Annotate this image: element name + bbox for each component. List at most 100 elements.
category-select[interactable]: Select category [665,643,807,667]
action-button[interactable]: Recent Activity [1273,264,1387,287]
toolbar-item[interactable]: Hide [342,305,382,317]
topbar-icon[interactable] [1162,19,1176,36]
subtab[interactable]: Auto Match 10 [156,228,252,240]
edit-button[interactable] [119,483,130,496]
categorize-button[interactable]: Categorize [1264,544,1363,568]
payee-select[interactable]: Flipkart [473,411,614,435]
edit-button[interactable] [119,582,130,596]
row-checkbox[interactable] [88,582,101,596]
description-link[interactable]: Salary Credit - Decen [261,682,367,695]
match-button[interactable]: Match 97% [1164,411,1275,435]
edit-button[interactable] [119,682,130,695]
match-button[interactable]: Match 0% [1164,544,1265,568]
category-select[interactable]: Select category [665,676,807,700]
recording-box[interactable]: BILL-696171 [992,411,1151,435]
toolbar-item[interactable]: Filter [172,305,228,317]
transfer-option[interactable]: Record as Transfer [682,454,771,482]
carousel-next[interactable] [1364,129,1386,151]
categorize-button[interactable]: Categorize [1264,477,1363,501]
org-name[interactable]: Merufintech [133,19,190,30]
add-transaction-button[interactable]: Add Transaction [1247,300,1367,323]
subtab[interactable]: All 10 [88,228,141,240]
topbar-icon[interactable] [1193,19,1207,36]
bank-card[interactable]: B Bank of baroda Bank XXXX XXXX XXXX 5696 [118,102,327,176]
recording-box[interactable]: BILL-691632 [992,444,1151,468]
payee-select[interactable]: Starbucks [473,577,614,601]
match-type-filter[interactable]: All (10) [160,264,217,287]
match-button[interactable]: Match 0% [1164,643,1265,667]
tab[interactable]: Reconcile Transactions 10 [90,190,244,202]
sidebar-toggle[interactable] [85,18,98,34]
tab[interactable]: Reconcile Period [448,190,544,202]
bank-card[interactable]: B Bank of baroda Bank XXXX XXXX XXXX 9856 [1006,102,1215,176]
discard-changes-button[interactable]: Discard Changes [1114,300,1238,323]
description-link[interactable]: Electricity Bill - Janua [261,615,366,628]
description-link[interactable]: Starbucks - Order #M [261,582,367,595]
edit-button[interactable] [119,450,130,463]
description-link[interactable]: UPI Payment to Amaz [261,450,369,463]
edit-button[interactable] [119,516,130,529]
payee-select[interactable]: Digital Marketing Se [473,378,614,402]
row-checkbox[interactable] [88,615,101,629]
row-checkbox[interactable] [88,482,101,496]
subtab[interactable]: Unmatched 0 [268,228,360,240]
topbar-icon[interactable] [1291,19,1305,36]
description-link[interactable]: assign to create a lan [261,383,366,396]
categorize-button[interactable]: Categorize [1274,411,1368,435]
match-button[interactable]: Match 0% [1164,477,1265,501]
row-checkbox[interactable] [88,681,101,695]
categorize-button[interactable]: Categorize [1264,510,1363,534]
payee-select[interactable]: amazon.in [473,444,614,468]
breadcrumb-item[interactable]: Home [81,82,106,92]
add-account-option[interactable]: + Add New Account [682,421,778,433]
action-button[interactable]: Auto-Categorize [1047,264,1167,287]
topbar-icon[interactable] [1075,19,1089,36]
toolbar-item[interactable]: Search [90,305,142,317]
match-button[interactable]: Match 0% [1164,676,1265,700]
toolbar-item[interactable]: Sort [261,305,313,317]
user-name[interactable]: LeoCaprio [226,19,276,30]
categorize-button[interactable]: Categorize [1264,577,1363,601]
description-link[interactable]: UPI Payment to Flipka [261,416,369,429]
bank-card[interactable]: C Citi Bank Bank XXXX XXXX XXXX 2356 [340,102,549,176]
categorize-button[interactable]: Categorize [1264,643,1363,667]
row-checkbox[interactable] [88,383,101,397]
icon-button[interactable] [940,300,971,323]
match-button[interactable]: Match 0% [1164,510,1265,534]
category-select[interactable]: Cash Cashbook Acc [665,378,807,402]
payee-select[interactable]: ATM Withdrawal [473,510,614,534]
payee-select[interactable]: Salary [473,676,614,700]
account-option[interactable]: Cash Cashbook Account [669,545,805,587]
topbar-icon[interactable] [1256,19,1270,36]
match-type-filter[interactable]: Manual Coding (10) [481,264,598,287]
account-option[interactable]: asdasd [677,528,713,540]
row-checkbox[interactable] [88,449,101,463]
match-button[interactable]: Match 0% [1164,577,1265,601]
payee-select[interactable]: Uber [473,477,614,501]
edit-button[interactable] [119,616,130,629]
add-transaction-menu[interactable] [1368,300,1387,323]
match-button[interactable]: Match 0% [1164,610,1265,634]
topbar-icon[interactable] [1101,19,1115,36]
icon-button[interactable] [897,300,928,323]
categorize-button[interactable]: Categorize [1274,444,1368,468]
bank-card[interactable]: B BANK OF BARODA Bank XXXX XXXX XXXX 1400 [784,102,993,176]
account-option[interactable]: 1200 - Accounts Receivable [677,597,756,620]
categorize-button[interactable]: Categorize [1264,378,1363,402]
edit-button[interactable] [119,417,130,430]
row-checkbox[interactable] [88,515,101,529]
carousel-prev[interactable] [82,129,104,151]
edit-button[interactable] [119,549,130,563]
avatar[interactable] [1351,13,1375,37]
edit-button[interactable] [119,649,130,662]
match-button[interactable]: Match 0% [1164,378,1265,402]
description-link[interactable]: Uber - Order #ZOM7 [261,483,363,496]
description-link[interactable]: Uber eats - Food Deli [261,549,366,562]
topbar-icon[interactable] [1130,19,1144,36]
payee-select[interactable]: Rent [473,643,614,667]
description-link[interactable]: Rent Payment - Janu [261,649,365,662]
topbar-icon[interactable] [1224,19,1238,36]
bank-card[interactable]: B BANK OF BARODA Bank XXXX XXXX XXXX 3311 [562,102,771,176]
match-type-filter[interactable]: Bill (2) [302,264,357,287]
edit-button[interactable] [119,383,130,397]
....
The request >>
Please reproduce all of the lines above word for word, changing nothing.

In response >>
Annotate this image: element name + bbox for each component. List at most 100 elements.
category-select[interactable]: Select category [665,643,807,667]
action-button[interactable]: Recent Activity [1273,264,1387,287]
toolbar-item[interactable]: Hide [342,305,382,317]
topbar-icon[interactable] [1162,19,1176,36]
subtab[interactable]: Auto Match 10 [156,228,252,240]
edit-button[interactable] [119,483,130,496]
categorize-button[interactable]: Categorize [1264,544,1363,568]
payee-select[interactable]: Flipkart [473,411,614,435]
edit-button[interactable] [119,582,130,596]
row-checkbox[interactable] [88,582,101,596]
description-link[interactable]: Salary Credit - Decen [261,682,367,695]
match-button[interactable]: Match 97% [1164,411,1275,435]
edit-button[interactable] [119,682,130,695]
match-button[interactable]: Match 0% [1164,544,1265,568]
category-select[interactable]: Select category [665,676,807,700]
recording-box[interactable]: BILL-696171 [992,411,1151,435]
toolbar-item[interactable]: Filter [172,305,228,317]
transfer-option[interactable]: Record as Transfer [682,454,771,482]
carousel-next[interactable] [1364,129,1386,151]
categorize-button[interactable]: Categorize [1264,477,1363,501]
org-name[interactable]: Merufintech [133,19,190,30]
add-transaction-button[interactable]: Add Transaction [1247,300,1367,323]
subtab[interactable]: All 10 [88,228,141,240]
topbar-icon[interactable] [1193,19,1207,36]
bank-card[interactable]: B Bank of baroda Bank XXXX XXXX XXXX 5696 [118,102,327,176]
recording-box[interactable]: BILL-691632 [992,444,1151,468]
payee-select[interactable]: Starbucks [473,577,614,601]
match-type-filter[interactable]: All (10) [160,264,217,287]
match-button[interactable]: Match 0% [1164,643,1265,667]
tab[interactable]: Reconcile Transactions 10 [90,190,244,202]
sidebar-toggle[interactable] [85,18,98,34]
tab[interactable]: Reconcile Period [448,190,544,202]
bank-card[interactable]: B Bank of baroda Bank XXXX XXXX XXXX 9856 [1006,102,1215,176]
discard-changes-button[interactable]: Discard Changes [1114,300,1238,323]
description-link[interactable]: Electricity Bill - Janua [261,615,366,628]
description-link[interactable]: Starbucks - Order #M [261,582,367,595]
edit-button[interactable] [119,450,130,463]
description-link[interactable]: UPI Payment to Amaz [261,450,369,463]
edit-button[interactable] [119,516,130,529]
payee-select[interactable]: Digital Marketing Se [473,378,614,402]
row-checkbox[interactable] [88,615,101,629]
row-checkbox[interactable] [88,482,101,496]
subtab[interactable]: Unmatched 0 [268,228,360,240]
topbar-icon[interactable] [1291,19,1305,36]
description-link[interactable]: assign to create a lan [261,383,366,396]
categorize-button[interactable]: Categorize [1274,411,1368,435]
match-button[interactable]: Match 0% [1164,477,1265,501]
row-checkbox[interactable] [88,681,101,695]
categorize-button[interactable]: Categorize [1264,510,1363,534]
payee-select[interactable]: amazon.in [473,444,614,468]
breadcrumb-item[interactable]: Home [81,82,106,92]
add-account-option[interactable]: + Add New Account [682,421,778,433]
action-button[interactable]: Auto-Categorize [1047,264,1167,287]
topbar-icon[interactable] [1075,19,1089,36]
toolbar-item[interactable]: Search [90,305,142,317]
match-button[interactable]: Match 0% [1164,676,1265,700]
toolbar-item[interactable]: Sort [261,305,313,317]
user-name[interactable]: LeoCaprio [226,19,276,30]
categorize-button[interactable]: Categorize [1264,577,1363,601]
description-link[interactable]: UPI Payment to Flipka [261,416,369,429]
bank-card[interactable]: C Citi Bank Bank XXXX XXXX XXXX 2356 [340,102,549,176]
categorize-button[interactable]: Categorize [1264,643,1363,667]
row-checkbox[interactable] [88,383,101,397]
icon-button[interactable] [940,300,971,323]
match-button[interactable]: Match 0% [1164,510,1265,534]
category-select[interactable]: Cash Cashbook Acc [665,378,807,402]
payee-select[interactable]: ATM Withdrawal [473,510,614,534]
payee-select[interactable]: Salary [473,676,614,700]
account-option[interactable]: Cash Cashbook Account [669,545,805,587]
topbar-icon[interactable] [1256,19,1270,36]
match-type-filter[interactable]: Manual Coding (10) [481,264,598,287]
account-option[interactable]: asdasd [677,528,713,540]
row-checkbox[interactable] [88,449,101,463]
match-button[interactable]: Match 0% [1164,577,1265,601]
payee-select[interactable]: Uber [473,477,614,501]
edit-button[interactable] [119,616,130,629]
add-transaction-menu[interactable] [1368,300,1387,323]
match-button[interactable]: Match 0% [1164,610,1265,634]
topbar-icon[interactable] [1101,19,1115,36]
icon-button[interactable] [897,300,928,323]
categorize-button[interactable]: Categorize [1274,444,1368,468]
bank-card[interactable]: B BANK OF BARODA Bank XXXX XXXX XXXX 1400 [784,102,993,176]
account-option[interactable]: 1200 - Accounts Receivable [677,597,756,620]
categorize-button[interactable]: Categorize [1264,378,1363,402]
edit-button[interactable] [119,417,130,430]
row-checkbox[interactable] [88,515,101,529]
carousel-prev[interactable] [82,129,104,151]
edit-button[interactable] [119,549,130,563]
avatar[interactable] [1351,13,1375,37]
edit-button[interactable] [119,649,130,662]
match-button[interactable]: Match 0% [1164,378,1265,402]
description-link[interactable]: Uber - Order #ZOM7 [261,483,363,496]
description-link[interactable]: Uber eats - Food Deli [261,549,366,562]
topbar-icon[interactable] [1130,19,1144,36]
payee-select[interactable]: Rent [473,643,614,667]
description-link[interactable]: Rent Payment - Janu [261,649,365,662]
topbar-icon[interactable] [1224,19,1238,36]
bank-card[interactable]: B BANK OF BARODA Bank XXXX XXXX XXXX 3311 [562,102,771,176]
match-type-filter[interactable]: Bill (2) [302,264,357,287]
edit-button[interactable] [119,383,130,397]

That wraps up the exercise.